■ **WHAT NEEDS TO BE DONE**
Repeat every record below exactly, omitting any pictures.

■ **RAW RECORDS**
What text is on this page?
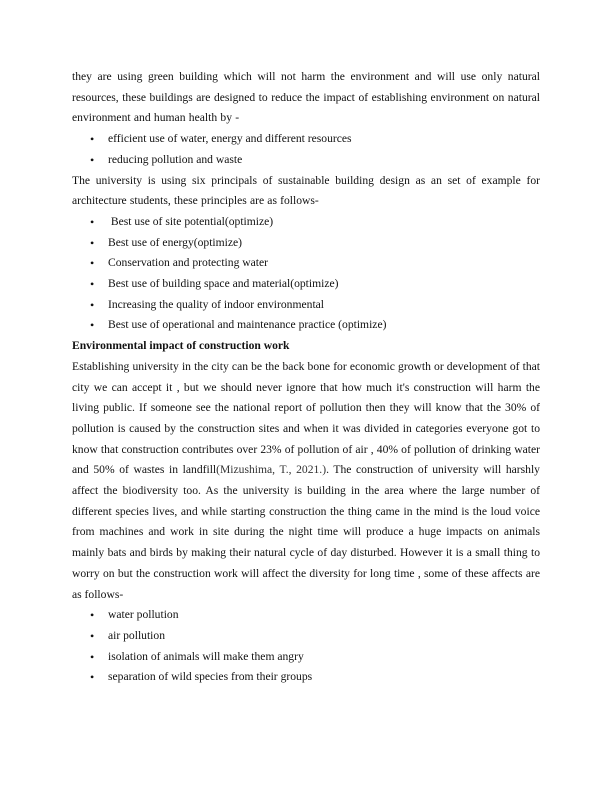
they are using green building which will not harm the environment and will use only natural resources, these buildings are designed to reduce the impact of establishing environment on natural environment and human health by -

• efficient use of water, energy and different resources
• reducing pollution and waste

The university is using six principals of sustainable building design as an set of example for architecture students, these principles are as follows-

• Best use of site potential(optimize)
• Best use of energy(optimize)
• Conservation and protecting water
• Best use of building space and material(optimize)
• Increasing the quality of indoor environmental
• Best use of operational and maintenance practice (optimize)
Environmental impact of construction work

Establishing university in the city can be the back bone for economic growth or development of that city we can accept it , but we should never ignore that how much it's construction will harm the living public. If someone see the national report of pollution then they will know that the 30% of pollution is caused by the construction sites and when it was divided in categories everyone got to know that construction contributes over 23% of pollution of air , 40% of pollution of drinking water and 50% of wastes in landfill(Mizushima, T., 2021.). The construction of university will harshly affect the biodiversity too. As the university is building in the area where the large number of different species lives, and while starting construction the thing came in the mind is the loud voice from machines and work in site during the night time will produce a huge impacts on animals mainly bats and birds by making their natural cycle of day disturbed. However it is a small thing to worry on but the construction work will affect the diversity for long time , some of these affects are as follows-

• water pollution
• air pollution
• isolation of animals will make them angry
• separation of wild species from their groups
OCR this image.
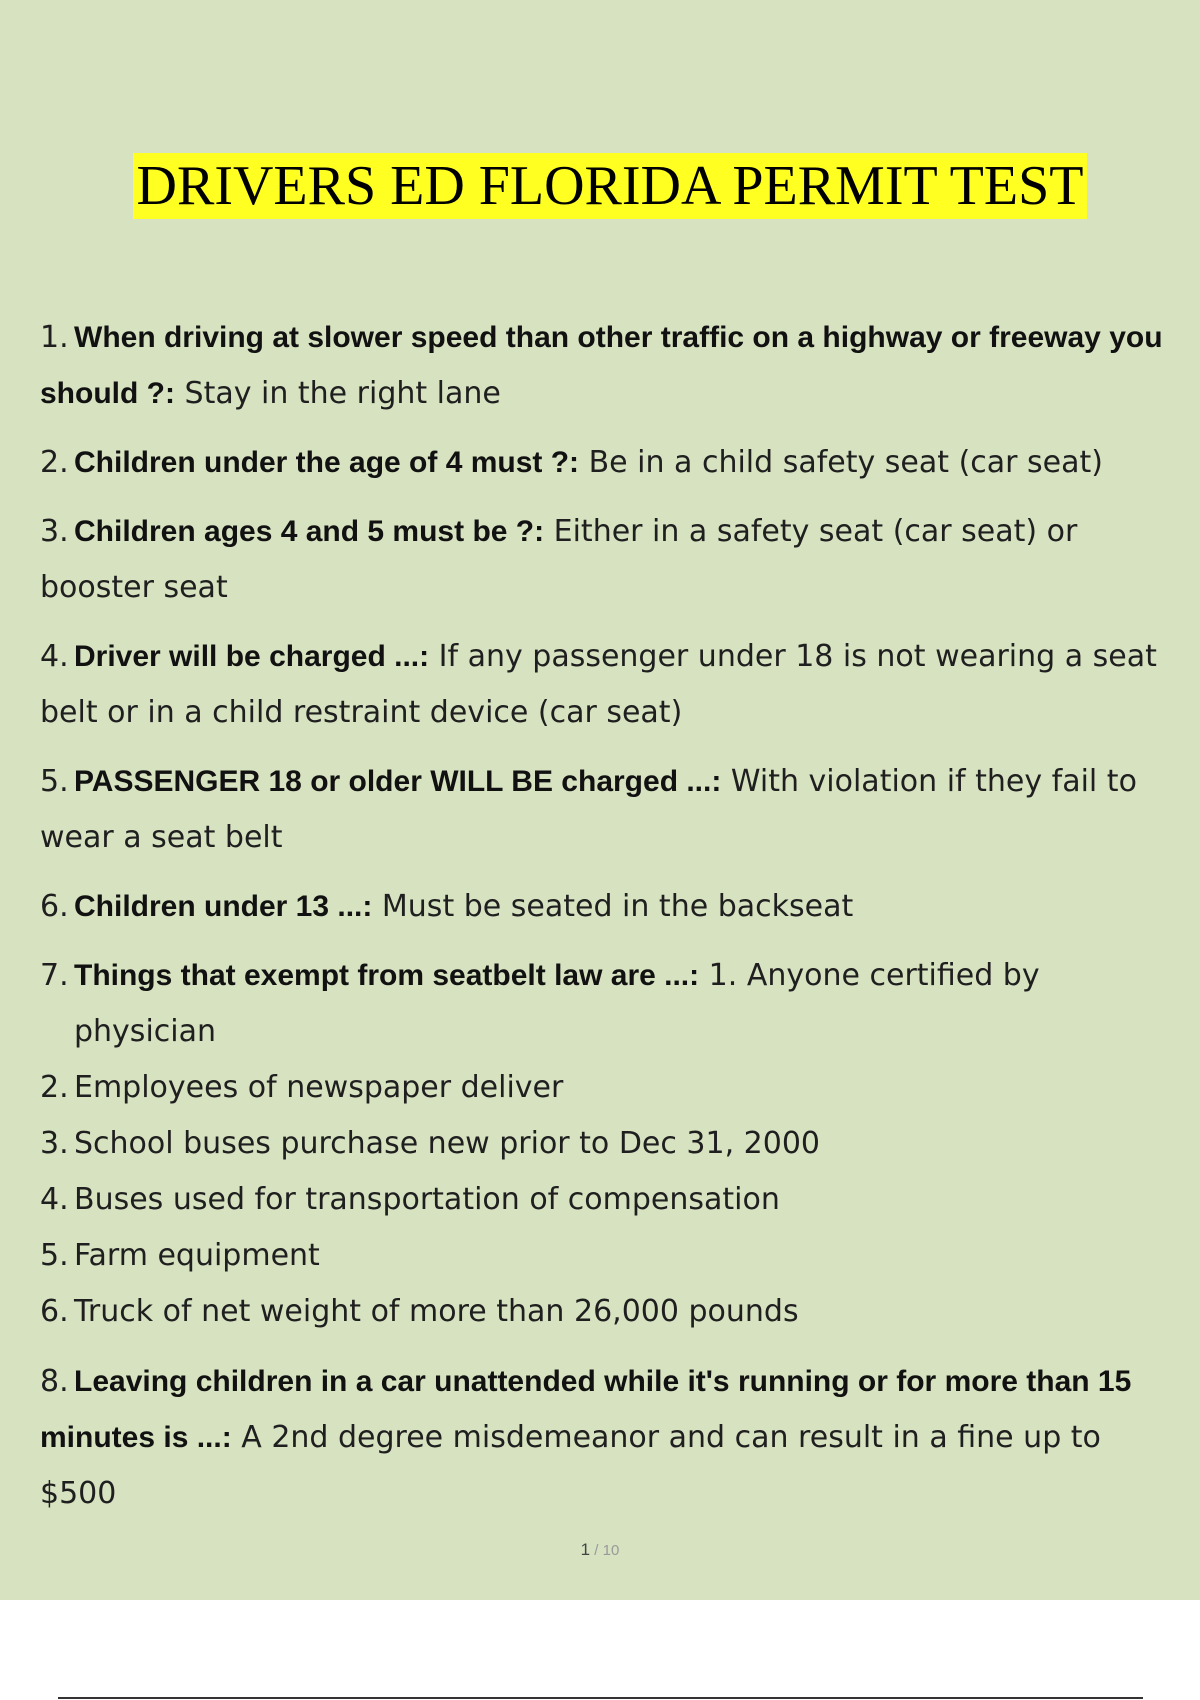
DRIVERS ED FLORIDA PERMIT TEST
1. When driving at slower speed than other traffic on a highway or freeway you should ?: Stay in the right lane
2. Children under the age of 4 must ?: Be in a child safety seat (car seat)
3. Children ages 4 and 5 must be ?: Either in a safety seat (car seat) or booster seat
4. Driver will be charged ...: If any passenger under 18 is not wearing a seat belt or in a child restraint device (car seat)
5. PASSENGER 18 or older WILL BE charged ...: With violation if they fail to wear a seat belt
6. Children under 13 ...: Must be seated in the backseat
7. Things that exempt from seatbelt law are ...: 1. Anyone certified by physician
2. Employees of newspaper deliver
3. School buses purchase new prior to Dec 31, 2000
4. Buses used for transportation of compensation
5. Farm equipment
6. Truck of net weight of more than 26,000 pounds
8. Leaving children in a car unattended while it's running or for more than 15 minutes is ...: A 2nd degree misdemeanor and can result in a fine up to $500
1 / 10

■ **COMPLETED EXERCISE**
What text is on this page?
they are using green building which will not harm the environment and will use only natural resources, these buildings are designed to reduce the impact of establishing environment on natural environment and human health by -

• efficient use of water, energy and different resources
• reducing pollution and waste

The university is using six principals of sustainable building design as an set of example for architecture students, these principles are as follows-

• Best use of site potential(optimize)
• Best use of energy(optimize)
• Conservation and protecting water
• Best use of building space and material(optimize)
• Increasing the quality of indoor environmental
• Best use of operational and maintenance practice (optimize)
Environmental impact of construction work

Establishing university in the city can be the back bone for economic growth or development of that city we can accept it , but we should never ignore that how much it's construction will harm the living public. If someone see the national report of pollution then they will know that the 30% of pollution is caused by the construction sites and when it was divided in categories everyone got to know that construction contributes over 23% of pollution of air , 40% of pollution of drinking water and 50% of wastes in landfill(Mizushima, T., 2021.). The construction of university will harshly affect the biodiversity too. As the university is building in the area where the large number of different species lives, and while starting construction the thing came in the mind is the loud voice from machines and work in site during the night time will produce a huge impacts on animals mainly bats and birds by making their natural cycle of day disturbed. However it is a small thing to worry on but the construction work will affect the diversity for long time , some of these affects are as follows-

• water pollution
• air pollution
• isolation of animals will make them angry
• separation of wild species from their groups
OCR this image.
DRIVERS ED FLORIDA PERMIT TEST
1. When driving at slower speed than other traffic on a highway or freeway you should ?: Stay in the right lane
2. Children under the age of 4 must ?: Be in a child safety seat (car seat)
3. Children ages 4 and 5 must be ?: Either in a safety seat (car seat) or booster seat
4. Driver will be charged ...: If any passenger under 18 is not wearing a seat belt or in a child restraint device (car seat)
5. PASSENGER 18 or older WILL BE charged ...: With violation if they fail to wear a seat belt
6. Children under 13 ...: Must be seated in the backseat
7. Things that exempt from seatbelt law are ...: 1. Anyone certified by physician
2. Employees of newspaper deliver
3. School buses purchase new prior to Dec 31, 2000
4. Buses used for transportation of compensation
5. Farm equipment
6. Truck of net weight of more than 26,000 pounds
8. Leaving children in a car unattended while it's running or for more than 15 minutes is ...: A 2nd degree misdemeanor and can result in a fine up to $500
1 / 10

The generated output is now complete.